Each line that holds the word "testu" is to be identified and copied.

(Saved entries)

[BEGIN]

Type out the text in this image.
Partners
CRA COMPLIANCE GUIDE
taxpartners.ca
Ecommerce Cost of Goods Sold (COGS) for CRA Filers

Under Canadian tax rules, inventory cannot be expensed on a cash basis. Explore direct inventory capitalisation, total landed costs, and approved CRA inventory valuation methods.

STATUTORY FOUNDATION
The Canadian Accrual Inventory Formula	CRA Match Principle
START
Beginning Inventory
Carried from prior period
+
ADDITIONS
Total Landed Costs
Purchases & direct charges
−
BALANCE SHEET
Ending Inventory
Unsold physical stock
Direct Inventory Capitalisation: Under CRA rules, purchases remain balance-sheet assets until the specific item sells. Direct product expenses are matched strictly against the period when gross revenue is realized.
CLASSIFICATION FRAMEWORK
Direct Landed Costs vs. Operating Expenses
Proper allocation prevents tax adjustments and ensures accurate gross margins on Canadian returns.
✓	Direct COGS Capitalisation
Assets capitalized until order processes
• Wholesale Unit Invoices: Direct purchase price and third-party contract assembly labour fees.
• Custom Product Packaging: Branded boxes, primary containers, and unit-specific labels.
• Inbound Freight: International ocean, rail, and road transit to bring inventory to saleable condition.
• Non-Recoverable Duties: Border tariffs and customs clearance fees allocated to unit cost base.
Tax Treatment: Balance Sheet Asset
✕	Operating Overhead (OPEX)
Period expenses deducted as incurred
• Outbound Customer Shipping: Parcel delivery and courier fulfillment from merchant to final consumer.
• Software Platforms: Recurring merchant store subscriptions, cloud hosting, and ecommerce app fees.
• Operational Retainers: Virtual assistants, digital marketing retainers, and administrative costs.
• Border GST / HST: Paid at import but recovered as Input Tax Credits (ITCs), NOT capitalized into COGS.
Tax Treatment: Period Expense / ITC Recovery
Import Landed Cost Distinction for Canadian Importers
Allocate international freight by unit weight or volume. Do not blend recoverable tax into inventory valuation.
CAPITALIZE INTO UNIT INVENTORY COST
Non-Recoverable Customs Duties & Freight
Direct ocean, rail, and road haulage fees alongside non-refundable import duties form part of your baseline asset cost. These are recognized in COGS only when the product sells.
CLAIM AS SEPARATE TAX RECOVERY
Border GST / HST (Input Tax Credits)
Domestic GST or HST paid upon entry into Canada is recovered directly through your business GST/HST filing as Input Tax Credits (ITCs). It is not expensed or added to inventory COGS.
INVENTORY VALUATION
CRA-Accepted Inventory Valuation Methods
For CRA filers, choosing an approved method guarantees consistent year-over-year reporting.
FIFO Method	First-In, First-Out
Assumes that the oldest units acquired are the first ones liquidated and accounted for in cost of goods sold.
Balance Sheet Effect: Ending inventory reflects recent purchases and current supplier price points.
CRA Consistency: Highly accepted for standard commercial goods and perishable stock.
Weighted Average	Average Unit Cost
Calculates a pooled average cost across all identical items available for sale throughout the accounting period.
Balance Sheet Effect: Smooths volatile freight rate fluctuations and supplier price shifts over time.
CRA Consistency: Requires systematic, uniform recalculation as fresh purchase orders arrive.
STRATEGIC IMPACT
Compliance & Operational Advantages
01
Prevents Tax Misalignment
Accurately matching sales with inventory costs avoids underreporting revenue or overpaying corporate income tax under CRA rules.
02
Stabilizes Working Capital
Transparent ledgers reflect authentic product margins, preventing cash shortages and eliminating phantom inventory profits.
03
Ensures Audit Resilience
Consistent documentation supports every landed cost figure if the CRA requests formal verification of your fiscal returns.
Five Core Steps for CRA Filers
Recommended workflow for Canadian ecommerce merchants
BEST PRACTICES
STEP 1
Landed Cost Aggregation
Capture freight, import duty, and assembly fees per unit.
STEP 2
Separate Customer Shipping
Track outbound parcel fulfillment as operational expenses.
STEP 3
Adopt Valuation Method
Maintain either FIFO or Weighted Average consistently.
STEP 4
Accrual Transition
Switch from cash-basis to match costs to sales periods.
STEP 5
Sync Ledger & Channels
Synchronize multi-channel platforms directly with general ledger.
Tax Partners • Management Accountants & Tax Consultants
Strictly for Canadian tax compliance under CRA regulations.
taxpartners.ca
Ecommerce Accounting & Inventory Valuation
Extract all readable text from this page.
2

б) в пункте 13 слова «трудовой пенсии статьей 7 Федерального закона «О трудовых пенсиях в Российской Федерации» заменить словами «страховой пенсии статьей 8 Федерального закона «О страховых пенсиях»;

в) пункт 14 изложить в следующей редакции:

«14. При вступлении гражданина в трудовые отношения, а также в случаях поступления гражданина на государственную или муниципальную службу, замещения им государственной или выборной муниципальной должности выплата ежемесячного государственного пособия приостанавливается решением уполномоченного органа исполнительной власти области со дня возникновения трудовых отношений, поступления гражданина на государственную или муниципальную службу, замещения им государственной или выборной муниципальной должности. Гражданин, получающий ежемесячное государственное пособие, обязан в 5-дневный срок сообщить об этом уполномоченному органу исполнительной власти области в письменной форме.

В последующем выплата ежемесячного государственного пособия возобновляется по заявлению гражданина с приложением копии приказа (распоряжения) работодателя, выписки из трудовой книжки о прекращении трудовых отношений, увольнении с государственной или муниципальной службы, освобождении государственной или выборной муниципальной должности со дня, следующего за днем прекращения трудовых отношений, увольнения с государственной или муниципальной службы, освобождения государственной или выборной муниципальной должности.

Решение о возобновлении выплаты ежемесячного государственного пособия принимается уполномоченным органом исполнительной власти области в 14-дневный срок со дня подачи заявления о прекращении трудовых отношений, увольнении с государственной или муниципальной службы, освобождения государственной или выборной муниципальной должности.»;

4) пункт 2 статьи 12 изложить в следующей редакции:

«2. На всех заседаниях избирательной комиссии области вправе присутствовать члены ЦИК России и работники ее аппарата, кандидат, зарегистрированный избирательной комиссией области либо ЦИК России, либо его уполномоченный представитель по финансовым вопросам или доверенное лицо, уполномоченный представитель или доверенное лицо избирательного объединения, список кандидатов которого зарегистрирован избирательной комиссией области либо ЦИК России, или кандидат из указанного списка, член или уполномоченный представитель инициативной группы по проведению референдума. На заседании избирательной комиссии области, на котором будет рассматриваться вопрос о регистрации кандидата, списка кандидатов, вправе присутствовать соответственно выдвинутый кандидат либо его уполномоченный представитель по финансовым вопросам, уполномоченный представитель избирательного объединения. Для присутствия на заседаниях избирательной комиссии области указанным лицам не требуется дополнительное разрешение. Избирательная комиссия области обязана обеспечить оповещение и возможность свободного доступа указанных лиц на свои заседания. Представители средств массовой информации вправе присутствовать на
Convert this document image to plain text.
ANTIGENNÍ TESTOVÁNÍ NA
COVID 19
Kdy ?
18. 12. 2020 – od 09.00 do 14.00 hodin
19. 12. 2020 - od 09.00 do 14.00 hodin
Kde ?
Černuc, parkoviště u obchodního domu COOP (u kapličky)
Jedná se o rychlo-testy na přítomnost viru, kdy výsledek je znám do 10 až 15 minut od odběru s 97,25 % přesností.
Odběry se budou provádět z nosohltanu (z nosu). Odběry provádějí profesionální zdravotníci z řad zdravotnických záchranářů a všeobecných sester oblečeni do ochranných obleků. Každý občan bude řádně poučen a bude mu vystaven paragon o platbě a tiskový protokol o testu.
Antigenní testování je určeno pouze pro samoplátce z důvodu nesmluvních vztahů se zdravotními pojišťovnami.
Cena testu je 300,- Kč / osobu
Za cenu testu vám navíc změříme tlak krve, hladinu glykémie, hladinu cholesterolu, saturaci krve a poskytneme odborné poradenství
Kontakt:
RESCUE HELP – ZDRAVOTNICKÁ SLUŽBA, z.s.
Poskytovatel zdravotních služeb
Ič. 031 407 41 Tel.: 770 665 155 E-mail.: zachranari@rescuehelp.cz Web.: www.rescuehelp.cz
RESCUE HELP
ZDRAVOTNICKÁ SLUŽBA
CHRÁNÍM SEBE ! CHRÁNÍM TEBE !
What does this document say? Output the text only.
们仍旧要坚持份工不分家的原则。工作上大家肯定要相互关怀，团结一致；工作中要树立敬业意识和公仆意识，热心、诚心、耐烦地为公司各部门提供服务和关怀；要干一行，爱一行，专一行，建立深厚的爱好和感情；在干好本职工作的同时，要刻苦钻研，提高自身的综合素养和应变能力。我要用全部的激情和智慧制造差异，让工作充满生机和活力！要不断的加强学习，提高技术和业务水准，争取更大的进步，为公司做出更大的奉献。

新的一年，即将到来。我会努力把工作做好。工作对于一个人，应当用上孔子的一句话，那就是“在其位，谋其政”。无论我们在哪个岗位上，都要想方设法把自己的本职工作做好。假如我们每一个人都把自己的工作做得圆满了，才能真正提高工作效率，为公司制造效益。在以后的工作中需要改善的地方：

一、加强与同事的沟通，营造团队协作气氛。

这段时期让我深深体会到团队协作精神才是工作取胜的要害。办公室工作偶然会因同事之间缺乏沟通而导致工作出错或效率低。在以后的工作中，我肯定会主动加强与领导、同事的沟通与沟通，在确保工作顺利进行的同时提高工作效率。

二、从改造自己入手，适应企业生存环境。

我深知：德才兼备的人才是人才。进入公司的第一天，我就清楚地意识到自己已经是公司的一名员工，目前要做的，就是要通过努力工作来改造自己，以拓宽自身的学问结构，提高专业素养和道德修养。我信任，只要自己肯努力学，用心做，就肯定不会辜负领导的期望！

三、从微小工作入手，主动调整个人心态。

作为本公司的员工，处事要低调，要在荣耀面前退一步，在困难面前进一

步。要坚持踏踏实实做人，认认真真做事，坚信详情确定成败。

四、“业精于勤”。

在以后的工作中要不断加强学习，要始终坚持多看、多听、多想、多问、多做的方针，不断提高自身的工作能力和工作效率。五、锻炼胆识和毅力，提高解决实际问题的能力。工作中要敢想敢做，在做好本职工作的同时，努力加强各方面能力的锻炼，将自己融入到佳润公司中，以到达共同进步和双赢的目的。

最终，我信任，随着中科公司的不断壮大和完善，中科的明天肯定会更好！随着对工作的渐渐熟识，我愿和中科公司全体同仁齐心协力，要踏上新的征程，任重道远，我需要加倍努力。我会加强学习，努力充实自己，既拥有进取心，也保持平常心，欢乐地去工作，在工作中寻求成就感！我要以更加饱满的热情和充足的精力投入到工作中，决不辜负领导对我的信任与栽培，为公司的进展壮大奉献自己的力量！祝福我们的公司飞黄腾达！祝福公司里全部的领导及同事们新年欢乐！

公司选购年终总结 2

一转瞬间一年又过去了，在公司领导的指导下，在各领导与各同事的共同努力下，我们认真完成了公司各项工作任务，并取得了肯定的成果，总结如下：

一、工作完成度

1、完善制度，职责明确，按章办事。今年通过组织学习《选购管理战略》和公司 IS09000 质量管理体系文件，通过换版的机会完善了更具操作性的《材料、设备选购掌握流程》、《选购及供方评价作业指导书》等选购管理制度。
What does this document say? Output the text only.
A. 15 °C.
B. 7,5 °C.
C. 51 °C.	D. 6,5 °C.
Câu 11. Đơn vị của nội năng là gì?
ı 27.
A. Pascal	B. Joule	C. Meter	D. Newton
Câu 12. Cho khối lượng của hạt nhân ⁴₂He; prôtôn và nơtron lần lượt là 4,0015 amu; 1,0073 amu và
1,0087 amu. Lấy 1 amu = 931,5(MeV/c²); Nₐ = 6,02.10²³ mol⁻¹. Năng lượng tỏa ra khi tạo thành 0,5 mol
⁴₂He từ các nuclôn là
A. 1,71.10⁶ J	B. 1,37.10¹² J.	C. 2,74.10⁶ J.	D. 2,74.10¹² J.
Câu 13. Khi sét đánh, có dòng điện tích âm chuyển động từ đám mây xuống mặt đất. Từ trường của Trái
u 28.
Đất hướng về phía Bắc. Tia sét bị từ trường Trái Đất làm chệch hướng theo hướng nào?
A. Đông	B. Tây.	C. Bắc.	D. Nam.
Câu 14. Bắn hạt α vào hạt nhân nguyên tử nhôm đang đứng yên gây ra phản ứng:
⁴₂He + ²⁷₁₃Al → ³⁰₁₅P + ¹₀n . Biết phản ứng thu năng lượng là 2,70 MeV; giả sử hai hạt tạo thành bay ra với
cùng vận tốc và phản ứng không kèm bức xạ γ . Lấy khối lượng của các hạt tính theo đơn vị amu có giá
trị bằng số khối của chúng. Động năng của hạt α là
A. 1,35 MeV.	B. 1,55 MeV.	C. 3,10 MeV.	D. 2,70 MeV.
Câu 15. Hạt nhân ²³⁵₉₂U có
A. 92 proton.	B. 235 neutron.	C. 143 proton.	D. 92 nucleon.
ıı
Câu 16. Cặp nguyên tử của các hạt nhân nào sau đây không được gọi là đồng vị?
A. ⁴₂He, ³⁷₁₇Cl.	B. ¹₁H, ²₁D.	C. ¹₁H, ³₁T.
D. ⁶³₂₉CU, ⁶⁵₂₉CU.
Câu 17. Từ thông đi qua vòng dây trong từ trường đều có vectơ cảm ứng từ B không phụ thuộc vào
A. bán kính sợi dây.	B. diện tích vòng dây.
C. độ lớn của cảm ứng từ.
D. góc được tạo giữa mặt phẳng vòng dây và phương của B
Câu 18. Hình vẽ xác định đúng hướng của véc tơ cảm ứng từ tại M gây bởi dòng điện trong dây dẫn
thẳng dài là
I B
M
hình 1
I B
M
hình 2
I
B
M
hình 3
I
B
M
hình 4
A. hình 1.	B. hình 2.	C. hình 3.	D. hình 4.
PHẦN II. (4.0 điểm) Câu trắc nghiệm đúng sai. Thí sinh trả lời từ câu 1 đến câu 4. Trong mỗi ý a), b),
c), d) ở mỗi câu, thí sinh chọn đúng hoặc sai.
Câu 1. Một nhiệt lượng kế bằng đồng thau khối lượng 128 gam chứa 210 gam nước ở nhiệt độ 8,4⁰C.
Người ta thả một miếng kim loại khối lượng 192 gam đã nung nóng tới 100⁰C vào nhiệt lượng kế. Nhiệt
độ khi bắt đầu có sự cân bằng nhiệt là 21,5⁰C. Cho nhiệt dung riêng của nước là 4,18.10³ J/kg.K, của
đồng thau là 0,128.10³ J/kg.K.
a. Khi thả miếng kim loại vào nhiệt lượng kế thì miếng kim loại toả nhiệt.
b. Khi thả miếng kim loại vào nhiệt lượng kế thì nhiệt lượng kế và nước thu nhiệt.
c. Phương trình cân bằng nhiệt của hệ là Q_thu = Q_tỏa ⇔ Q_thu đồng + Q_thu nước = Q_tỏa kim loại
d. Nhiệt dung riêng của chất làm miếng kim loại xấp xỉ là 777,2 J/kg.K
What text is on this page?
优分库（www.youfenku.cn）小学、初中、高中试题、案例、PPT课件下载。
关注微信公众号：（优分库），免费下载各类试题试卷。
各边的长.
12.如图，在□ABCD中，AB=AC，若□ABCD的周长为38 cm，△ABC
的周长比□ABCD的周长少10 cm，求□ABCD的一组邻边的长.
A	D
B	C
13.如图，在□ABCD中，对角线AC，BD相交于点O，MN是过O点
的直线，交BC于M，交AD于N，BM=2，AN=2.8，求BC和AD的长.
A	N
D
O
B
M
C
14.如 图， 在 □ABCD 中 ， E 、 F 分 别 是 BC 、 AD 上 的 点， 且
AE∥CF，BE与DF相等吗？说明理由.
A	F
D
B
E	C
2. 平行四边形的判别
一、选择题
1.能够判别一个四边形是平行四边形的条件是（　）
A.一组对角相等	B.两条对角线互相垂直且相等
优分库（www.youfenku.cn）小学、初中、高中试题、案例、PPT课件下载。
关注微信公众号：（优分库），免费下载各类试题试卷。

[END]

# THE OUTPUT
Odběry se budou provádět z nosohltanu (z nosu). Odběry provádějí profesionální zdravotníci z řad zdravotnických záchranářů a všeobecných sester oblečeni do ochranných obleků. Každý občan bude řádně poučen a bude mu vystaven paragon o platbě a tiskový protokol o testu.
Cena testu je 300,- Kč / osobu
Za cenu testu vám navíc změříme tlak krve, hladinu glykémie, hladinu cholesterolu, saturaci krve a poskytneme odborné poradenství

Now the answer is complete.